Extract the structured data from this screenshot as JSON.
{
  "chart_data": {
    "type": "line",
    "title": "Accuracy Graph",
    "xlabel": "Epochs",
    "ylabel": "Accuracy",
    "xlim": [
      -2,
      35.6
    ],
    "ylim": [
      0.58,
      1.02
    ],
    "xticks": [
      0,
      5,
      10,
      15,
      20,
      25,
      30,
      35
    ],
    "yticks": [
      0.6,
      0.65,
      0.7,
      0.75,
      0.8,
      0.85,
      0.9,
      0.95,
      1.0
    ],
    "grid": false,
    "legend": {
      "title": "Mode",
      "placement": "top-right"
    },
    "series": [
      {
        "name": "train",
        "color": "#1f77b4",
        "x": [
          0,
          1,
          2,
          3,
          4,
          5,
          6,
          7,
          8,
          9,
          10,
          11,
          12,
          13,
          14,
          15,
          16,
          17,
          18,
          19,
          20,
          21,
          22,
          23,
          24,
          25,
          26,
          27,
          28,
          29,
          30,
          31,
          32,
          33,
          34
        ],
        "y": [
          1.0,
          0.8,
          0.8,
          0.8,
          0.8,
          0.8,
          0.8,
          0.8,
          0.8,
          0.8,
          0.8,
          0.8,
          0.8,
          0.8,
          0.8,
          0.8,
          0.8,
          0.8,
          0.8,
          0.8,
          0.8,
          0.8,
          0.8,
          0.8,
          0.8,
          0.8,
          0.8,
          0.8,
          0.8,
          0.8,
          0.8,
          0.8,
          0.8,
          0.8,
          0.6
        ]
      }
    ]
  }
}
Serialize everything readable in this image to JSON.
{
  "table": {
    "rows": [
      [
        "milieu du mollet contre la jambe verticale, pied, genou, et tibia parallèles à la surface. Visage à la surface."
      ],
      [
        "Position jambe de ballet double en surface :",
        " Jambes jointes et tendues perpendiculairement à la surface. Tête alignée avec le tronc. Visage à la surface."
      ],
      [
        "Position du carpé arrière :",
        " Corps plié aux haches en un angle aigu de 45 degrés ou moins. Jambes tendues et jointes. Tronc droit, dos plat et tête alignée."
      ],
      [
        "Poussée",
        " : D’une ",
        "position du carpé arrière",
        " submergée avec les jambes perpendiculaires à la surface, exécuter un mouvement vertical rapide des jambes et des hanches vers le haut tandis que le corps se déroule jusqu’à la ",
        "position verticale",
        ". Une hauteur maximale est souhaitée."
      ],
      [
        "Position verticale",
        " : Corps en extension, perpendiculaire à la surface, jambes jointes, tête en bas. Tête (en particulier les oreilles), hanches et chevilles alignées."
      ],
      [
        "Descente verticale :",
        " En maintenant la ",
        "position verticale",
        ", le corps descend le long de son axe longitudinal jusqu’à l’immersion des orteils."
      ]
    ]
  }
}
== == ==
* [PROBLEM REQUIREMENTS]: Pull out every line of the records above that contains the word "arrière".

* [RESPONSE TO THIS EXERCISE]:
        "Position du carpé arrière :",
        "position du carpé arrière",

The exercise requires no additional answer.